Testo di lettura.
****************************************

Perché tanta resistenza a una maggiore integrazione da parte dei cittadini europei, quando gli eventi globali paiono imporla? Nell’affrontare le diverse crisi che sta attraversando il Vecchio continente, da quello della competitività, a quello dell’innovazione, da quello dell’instabilità politica a quello demografico, non bisogna dimenticarsi che solo da una società forte e solidale possono svilupparsi anche le dimensioni istituzionali ed economiche.
In questo periodo confuso e difficile, in cui il mondo ha impresso un’accelerazione nel cambiamento dei suoi assetti, inquietudine e incertezza non aiutano a investire sul futuro, ma portano a chiudersi in se stessi.
Nessuno Stato europeo, da solo, può però affrontare le sfide economiche, sociali e ambientali che interessano tutti i Paesi del mondo, e può trovare una soluzione alle tensioni nei rapporti tra i blocchi d’interesse presenti e quelli futuri.
Secondo una rilevazione di YouGov di fine 2023, che valutava il parere degli europei su un’ipotesi di integrazione maggiore, ma a partire da un nucleo di solo alcuni Paesi, il 19 per cento degli italiani si è detto favorevole al livello di integrazione più alto, il 14 per centro opterebbe per il livello di integrazione inferiore e il 15 per cento aspirerebbe addirittura ad essere fuori da ogni integrazione. Il 31 per cento dei tedeschi vorrebbe essere nel cerchio maggiormente integrato, a cui parteciperebbe solo il 15 per cento dei francesi, a fronte del 17 per cento dei connazionali che desidererebbe avere un livello inferiore di integrazione.
Ad essere più europeisti sono gli spagnoli, con il 39 per cento che vorrebbe appartenere al gruppo più integrato, contro solamente il 5 per cento che eviterebbe ogni integrazione.
Sembra impossibile ai cittadini europei riuscire a cedere sovranità all’Unione per costruire un soggetto politico che possa giocare adeguatamente una funzione che nel mondo può essere solo sua.
Che fare di fronte a questa resistenza verso un passo che la storia impone?
Uno dei nodi poco sottolineati è che lo stato sociale, o welfare state, non è un lusso di cui si può disporre a un certo livello di crescita, ma un fattore fondamentale dello sviluppo.

****************************************

Dati archiviati.

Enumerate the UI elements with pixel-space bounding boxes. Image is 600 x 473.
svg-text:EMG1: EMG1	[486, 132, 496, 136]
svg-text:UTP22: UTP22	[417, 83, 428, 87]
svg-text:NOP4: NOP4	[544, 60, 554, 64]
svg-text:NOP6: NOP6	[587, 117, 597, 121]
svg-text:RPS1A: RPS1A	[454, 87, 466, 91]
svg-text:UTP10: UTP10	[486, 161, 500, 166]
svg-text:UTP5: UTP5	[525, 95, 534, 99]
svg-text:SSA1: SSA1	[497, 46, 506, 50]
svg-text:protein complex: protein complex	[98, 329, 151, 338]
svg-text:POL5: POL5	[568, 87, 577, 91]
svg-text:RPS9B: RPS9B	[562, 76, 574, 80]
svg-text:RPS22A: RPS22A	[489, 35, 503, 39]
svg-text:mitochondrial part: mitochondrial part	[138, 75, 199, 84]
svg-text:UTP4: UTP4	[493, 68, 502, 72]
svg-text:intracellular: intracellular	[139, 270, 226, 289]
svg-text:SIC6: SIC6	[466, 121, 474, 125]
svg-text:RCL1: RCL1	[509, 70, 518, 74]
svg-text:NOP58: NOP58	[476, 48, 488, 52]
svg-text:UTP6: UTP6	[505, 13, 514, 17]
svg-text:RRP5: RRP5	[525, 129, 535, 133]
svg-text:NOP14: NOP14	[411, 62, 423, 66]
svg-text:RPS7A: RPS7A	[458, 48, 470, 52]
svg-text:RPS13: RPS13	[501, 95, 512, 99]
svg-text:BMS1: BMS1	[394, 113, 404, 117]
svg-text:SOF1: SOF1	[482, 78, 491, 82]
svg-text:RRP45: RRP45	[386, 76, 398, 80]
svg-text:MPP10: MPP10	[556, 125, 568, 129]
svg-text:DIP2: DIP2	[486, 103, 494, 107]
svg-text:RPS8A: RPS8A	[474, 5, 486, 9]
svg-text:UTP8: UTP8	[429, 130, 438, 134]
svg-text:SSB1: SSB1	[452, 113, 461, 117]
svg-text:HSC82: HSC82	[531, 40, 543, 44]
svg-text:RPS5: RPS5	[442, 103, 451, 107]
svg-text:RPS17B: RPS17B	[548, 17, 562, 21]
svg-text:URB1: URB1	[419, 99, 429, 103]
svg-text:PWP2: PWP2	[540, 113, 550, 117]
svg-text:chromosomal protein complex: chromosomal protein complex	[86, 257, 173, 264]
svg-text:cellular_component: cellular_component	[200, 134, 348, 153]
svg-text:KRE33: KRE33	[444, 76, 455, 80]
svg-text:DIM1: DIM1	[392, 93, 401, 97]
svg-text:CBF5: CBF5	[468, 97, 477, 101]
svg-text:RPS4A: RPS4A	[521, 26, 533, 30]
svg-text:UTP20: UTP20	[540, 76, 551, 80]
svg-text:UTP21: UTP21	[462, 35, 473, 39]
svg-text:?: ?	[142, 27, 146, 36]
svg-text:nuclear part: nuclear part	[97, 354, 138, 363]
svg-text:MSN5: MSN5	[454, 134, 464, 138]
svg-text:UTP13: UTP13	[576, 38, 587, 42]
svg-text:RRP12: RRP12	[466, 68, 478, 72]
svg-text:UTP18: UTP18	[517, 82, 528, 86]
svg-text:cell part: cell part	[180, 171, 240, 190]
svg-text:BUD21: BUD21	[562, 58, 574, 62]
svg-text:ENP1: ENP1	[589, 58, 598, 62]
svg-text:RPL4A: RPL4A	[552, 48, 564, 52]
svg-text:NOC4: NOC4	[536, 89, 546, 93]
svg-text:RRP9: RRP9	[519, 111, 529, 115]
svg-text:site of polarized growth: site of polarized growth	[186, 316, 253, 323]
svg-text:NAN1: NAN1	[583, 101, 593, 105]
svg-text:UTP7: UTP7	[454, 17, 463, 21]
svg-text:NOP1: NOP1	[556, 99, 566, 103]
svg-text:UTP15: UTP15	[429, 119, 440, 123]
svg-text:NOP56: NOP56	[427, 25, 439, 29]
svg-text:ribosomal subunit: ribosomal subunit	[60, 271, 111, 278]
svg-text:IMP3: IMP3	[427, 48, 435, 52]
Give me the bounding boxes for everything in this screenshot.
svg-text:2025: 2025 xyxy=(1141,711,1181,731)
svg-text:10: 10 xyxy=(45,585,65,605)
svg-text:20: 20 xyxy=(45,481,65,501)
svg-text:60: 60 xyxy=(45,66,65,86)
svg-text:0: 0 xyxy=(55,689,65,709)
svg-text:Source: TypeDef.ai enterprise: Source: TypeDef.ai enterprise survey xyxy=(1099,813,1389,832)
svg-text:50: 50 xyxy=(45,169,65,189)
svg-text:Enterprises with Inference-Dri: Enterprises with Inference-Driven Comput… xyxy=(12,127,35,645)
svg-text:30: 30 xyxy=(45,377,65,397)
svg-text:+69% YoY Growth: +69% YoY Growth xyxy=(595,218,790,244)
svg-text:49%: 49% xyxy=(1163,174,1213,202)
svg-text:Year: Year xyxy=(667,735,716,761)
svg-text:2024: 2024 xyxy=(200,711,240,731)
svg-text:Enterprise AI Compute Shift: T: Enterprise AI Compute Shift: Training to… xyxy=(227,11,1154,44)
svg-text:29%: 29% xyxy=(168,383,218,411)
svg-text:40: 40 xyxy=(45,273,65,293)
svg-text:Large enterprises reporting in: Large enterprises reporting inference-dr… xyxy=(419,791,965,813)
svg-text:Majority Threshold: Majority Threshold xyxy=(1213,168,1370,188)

****************************************

Consegne.
a: Traduci in inglese questa frase del testo sull'integrazione europea: «In questo periodo confuso e difficile, in cui il mondo ha impresso un'accelerazione nel cambiamento dei suoi assetti, inquietudine e incertezza non aiutano a investire sul futuro, ma portano a chiudersi in se stessi.»
b: In base al testo sull'integrazione europea, rispondi brevemente:
(i) Chi ha condotto la rilevazione citata, e quando?
(ii) Quale percentuale di spagnoli vorrebbe appartenere al gruppo più integrato?
(iii) Che cosa è lo stato sociale secondo il testo, invece di un lusso?

Risposte scritte.
a: In this confused and difficult period, in which the world has accelerated the change in its arrangements, anxiety and uncertainty do not help people invest in the future, but lead them to withdraw into themselves.

b:
(i) YouGov, alla fine del 2023.
(ii) Il 39 per cento.
(iii) Un fattore fondamentale dello sviluppo.